Collected data entries:
****************

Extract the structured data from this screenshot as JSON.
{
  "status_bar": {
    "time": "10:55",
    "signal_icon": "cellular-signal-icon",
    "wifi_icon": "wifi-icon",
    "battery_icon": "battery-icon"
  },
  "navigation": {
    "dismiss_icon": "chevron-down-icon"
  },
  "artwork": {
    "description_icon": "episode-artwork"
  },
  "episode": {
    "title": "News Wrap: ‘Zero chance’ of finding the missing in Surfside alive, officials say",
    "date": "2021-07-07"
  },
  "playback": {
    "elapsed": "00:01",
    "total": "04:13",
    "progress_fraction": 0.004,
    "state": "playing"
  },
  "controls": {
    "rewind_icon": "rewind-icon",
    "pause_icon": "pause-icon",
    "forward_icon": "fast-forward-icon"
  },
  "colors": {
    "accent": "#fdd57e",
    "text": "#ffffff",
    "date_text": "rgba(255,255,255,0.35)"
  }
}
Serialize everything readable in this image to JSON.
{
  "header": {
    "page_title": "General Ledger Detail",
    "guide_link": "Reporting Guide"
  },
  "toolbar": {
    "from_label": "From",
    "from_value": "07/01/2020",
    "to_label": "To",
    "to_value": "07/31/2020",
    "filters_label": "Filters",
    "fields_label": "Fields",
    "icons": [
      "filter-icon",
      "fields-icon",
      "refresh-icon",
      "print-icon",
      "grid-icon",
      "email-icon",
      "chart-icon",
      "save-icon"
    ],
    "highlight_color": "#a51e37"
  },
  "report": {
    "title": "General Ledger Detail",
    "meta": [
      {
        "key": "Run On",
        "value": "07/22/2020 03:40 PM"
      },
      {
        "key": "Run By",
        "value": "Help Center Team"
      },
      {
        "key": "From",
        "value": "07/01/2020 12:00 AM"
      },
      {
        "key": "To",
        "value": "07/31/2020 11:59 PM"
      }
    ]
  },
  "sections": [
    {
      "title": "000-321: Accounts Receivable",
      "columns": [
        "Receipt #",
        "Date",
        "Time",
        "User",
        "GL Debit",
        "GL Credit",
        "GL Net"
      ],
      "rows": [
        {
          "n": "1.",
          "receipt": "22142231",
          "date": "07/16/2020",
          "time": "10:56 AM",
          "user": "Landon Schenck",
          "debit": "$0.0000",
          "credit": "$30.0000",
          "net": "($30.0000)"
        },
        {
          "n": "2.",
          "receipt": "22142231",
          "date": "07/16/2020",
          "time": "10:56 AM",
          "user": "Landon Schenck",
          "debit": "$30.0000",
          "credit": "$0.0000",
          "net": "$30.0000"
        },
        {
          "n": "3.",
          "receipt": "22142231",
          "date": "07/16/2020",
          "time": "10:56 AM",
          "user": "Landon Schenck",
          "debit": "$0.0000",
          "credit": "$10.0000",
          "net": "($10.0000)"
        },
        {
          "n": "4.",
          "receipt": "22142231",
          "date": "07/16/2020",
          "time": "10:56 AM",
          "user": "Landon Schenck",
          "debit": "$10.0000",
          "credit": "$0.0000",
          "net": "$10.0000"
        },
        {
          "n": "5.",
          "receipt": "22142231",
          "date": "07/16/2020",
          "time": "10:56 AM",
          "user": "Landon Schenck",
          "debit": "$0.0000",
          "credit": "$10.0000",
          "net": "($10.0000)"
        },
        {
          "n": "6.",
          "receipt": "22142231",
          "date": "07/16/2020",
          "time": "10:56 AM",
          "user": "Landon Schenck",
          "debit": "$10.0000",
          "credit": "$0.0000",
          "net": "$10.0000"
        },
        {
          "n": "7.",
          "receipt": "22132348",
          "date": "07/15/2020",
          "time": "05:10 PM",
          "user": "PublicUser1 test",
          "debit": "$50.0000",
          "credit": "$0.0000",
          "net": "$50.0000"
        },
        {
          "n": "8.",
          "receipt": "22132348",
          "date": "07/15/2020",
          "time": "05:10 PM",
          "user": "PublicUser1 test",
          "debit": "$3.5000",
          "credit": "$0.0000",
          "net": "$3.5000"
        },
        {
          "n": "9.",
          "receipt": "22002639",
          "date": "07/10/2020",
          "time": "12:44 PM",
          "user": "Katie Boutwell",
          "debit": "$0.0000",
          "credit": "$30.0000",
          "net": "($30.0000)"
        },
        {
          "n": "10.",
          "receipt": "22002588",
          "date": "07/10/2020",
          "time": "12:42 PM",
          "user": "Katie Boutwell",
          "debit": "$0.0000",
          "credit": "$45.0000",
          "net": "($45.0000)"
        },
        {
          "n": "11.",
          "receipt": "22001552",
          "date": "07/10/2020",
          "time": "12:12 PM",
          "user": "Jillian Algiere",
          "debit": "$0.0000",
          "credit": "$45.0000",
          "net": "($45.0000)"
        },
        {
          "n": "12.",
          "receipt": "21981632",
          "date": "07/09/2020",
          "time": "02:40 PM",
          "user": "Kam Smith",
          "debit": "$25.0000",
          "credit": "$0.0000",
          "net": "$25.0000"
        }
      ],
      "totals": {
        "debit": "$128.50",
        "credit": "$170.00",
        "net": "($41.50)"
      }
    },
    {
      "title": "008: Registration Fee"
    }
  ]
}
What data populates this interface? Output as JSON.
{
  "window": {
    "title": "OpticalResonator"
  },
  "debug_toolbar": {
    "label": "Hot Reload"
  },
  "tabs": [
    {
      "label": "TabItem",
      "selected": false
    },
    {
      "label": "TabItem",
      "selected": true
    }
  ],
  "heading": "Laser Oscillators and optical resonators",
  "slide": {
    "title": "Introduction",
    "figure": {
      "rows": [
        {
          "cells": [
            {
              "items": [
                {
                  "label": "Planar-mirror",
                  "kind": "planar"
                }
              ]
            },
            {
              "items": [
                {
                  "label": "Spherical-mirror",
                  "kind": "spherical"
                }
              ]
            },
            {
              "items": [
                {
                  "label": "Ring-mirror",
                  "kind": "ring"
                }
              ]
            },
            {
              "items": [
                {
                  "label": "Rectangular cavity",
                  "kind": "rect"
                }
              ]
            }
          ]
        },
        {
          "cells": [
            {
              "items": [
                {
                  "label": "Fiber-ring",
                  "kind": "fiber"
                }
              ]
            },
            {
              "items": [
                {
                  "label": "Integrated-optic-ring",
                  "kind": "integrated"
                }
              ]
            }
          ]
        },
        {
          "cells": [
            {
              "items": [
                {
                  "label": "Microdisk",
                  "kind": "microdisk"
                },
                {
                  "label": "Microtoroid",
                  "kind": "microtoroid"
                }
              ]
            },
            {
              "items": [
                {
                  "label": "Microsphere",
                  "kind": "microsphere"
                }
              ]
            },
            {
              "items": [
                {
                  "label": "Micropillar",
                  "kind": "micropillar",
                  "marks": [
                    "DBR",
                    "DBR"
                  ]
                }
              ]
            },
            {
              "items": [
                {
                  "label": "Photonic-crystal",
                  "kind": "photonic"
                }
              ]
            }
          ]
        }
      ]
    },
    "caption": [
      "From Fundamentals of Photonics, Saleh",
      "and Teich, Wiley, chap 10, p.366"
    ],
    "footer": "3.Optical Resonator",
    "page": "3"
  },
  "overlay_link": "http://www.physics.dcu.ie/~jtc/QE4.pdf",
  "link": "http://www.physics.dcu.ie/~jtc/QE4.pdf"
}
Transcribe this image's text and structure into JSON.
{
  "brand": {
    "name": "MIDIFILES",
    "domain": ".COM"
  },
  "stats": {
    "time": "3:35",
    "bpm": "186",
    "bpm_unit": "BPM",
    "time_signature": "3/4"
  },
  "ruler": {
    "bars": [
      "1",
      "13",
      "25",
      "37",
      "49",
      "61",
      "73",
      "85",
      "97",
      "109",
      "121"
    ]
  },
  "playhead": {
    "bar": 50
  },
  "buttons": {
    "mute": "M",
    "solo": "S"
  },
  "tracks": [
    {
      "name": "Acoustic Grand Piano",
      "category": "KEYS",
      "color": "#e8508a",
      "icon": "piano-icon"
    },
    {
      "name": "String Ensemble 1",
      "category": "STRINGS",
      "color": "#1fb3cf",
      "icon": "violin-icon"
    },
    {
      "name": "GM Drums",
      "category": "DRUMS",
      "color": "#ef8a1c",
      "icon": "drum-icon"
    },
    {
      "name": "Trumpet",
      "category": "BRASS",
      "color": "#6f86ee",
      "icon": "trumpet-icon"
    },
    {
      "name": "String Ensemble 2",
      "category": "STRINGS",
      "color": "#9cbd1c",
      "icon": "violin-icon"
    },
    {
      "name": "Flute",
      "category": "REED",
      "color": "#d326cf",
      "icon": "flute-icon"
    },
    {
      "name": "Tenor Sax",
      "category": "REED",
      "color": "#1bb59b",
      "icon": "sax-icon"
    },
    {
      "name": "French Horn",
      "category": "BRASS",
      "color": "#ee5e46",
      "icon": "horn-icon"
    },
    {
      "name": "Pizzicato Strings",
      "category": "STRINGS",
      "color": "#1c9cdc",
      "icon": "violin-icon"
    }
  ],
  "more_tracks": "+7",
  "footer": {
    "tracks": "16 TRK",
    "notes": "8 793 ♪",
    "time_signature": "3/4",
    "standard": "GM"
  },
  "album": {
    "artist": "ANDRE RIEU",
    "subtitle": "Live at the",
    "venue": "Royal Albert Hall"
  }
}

****************

_BRIEF_:
Filter the records, keeping only lines that contain "JSON", and show those lines.

_WORKED ANSWER_:
Extract the structured data from this screenshot as JSON.
Serialize everything readable in this image to JSON.
What data populates this interface? Output as JSON.
Transcribe this image's text and structure into JSON.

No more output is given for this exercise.